-- BEGIN Entries provided --
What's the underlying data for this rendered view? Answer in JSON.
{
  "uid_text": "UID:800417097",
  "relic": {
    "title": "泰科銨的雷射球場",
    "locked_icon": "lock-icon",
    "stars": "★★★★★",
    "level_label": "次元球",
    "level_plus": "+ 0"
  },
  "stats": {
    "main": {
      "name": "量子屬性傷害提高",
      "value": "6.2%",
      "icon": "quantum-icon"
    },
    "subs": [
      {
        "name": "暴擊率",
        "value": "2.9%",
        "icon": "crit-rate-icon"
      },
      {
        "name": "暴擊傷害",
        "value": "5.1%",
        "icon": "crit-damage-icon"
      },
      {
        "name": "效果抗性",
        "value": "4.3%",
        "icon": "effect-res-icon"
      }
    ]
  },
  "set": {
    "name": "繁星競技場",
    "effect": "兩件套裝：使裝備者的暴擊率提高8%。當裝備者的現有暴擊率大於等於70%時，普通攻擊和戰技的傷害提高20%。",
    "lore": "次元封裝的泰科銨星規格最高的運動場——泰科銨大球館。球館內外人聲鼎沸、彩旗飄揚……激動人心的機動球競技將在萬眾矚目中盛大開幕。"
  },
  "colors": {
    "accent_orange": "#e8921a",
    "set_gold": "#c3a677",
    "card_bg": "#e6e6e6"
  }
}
-- END Entries provided --
Work to do: Across the material above, how many lines include the string "icon"? Only the number is wanted.

Answer to this problem: 5